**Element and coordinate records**
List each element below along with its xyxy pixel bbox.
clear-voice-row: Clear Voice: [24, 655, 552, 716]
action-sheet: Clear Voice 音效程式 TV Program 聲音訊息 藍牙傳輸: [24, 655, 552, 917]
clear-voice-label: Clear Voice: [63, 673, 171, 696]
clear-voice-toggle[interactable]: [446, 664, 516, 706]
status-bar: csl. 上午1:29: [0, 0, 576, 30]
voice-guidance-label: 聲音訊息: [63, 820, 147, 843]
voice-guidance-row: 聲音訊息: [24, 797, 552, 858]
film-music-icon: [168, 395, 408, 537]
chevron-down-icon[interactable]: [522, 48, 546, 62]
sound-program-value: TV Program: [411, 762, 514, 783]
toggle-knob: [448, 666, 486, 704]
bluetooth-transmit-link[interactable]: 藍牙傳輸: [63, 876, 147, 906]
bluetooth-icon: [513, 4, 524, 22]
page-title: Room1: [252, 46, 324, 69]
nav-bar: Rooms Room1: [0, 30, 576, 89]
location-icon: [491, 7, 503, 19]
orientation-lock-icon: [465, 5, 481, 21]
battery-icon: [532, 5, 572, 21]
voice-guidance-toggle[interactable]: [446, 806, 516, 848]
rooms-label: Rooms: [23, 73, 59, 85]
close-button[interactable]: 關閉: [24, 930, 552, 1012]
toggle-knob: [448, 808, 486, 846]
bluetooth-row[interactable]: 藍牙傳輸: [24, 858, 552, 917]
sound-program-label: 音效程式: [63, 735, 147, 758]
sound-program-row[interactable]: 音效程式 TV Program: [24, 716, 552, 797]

...

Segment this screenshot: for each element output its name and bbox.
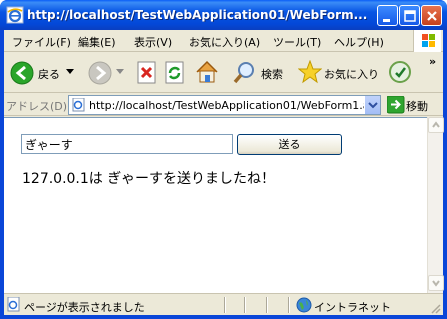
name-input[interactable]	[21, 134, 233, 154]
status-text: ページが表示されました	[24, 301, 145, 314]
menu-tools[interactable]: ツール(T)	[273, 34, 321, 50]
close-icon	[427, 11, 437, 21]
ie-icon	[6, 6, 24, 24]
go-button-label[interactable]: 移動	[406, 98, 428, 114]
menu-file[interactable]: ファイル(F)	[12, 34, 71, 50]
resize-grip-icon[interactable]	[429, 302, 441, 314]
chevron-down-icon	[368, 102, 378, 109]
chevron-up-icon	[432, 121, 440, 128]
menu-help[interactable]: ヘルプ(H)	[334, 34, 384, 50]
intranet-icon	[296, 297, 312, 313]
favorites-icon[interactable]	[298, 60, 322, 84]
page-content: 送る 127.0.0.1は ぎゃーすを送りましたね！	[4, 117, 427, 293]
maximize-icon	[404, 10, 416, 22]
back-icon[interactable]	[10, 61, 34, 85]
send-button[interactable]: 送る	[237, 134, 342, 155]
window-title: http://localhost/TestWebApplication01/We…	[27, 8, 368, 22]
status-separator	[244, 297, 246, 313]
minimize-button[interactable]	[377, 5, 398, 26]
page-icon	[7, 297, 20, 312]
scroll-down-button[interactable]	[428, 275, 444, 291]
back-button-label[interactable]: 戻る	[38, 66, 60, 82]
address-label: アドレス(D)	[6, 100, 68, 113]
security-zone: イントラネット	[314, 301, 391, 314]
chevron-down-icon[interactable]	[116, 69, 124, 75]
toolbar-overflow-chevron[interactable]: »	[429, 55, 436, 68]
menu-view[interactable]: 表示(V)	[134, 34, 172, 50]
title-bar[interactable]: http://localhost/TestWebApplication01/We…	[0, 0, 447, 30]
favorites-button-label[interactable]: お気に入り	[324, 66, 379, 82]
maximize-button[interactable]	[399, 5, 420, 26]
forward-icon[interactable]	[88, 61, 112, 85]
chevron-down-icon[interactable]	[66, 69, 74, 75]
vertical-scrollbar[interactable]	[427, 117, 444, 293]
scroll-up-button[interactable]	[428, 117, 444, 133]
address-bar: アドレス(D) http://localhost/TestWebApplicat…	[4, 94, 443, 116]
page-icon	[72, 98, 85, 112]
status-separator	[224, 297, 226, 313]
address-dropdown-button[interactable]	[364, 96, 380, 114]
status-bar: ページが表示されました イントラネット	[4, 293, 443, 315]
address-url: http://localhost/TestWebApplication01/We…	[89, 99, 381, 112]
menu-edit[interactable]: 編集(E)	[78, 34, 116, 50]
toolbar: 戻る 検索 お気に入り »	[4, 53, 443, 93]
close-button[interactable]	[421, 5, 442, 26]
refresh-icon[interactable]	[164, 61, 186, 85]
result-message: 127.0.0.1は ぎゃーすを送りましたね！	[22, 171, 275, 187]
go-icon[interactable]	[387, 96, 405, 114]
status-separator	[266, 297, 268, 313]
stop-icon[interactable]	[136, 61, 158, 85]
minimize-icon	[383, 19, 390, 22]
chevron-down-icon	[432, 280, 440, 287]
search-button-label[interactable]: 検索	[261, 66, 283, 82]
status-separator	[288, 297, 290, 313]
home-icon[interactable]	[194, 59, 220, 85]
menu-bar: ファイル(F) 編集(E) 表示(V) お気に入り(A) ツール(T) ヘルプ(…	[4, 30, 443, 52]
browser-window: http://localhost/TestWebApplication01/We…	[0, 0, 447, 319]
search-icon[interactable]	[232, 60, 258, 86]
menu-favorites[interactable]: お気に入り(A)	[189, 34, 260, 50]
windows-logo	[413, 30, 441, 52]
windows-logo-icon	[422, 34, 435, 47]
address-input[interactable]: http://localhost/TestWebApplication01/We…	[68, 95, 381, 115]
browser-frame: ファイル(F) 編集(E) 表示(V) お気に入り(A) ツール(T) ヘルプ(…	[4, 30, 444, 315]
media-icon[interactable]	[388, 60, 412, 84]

**TASK**
Copy out, word for word, the records from the line with "134, 233, 154]" up to and including the line with "297, 20, 312]".

**FINAL RESULT**
name-input[interactable]	[21, 134, 233, 154]
status-text: ページが表示されました	[24, 301, 145, 314]
menu-tools[interactable]: ツール(T)	[273, 34, 321, 50]
close-icon	[427, 11, 437, 21]
ie-icon	[6, 6, 24, 24]
go-button-label[interactable]: 移動	[406, 98, 428, 114]
menu-file[interactable]: ファイル(F)	[12, 34, 71, 50]
resize-grip-icon[interactable]	[429, 302, 441, 314]
chevron-down-icon	[368, 102, 378, 109]
chevron-up-icon	[432, 121, 440, 128]
menu-help[interactable]: ヘルプ(H)	[334, 34, 384, 50]
intranet-icon	[296, 297, 312, 313]
favorites-icon[interactable]	[298, 60, 322, 84]
page-content: 送る 127.0.0.1は ぎゃーすを送りましたね！	[4, 117, 427, 293]
maximize-icon	[404, 10, 416, 22]
back-icon[interactable]	[10, 61, 34, 85]
send-button[interactable]: 送る	[237, 134, 342, 155]
window-title: http://localhost/TestWebApplication01/We…	[27, 8, 368, 22]
status-separator	[244, 297, 246, 313]
minimize-button[interactable]	[377, 5, 398, 26]
page-icon	[7, 297, 20, 312]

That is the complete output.